**Data to use**.

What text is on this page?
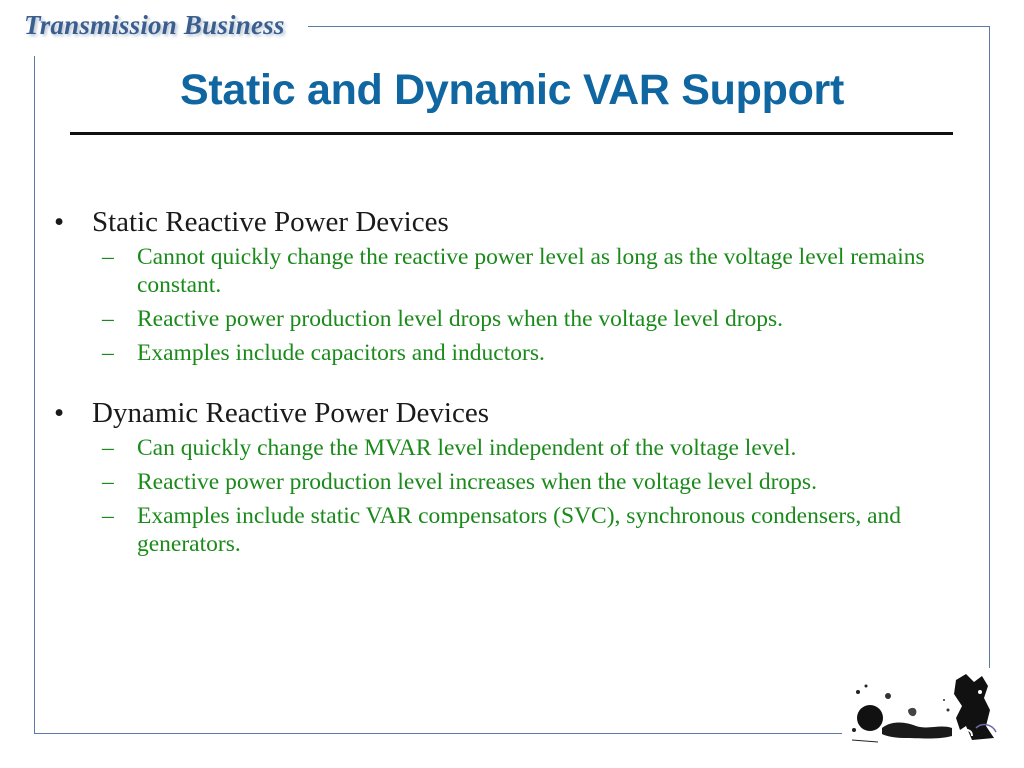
Transmission Business
Static and Dynamic VAR Support
• Static Reactive Power Devices
– Cannot quickly change the reactive power level as long as the voltage level remains constant.
– Reactive power production level drops when the voltage level drops.
– Examples include capacitors and inductors.
• Dynamic Reactive Power Devices
– Can quickly change the MVAR level independent of the voltage level.
– Reactive power production level increases when the voltage level drops.
– Examples include static VAR compensators (SVC), synchronous condensers, and generators.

**Job**.
Reproduce all of the material above word for word. Omit the pictures.

**Problem solution**.
What text is on this page?
Transmission Business
Static and Dynamic VAR Support
• Static Reactive Power Devices
– Cannot quickly change the reactive power level as long as the voltage level remains constant.
– Reactive power production level drops when the voltage level drops.
– Examples include capacitors and inductors.
• Dynamic Reactive Power Devices
– Can quickly change the MVAR level independent of the voltage level.
– Reactive power production level increases when the voltage level drops.
– Examples include static VAR compensators (SVC), synchronous condensers, and generators.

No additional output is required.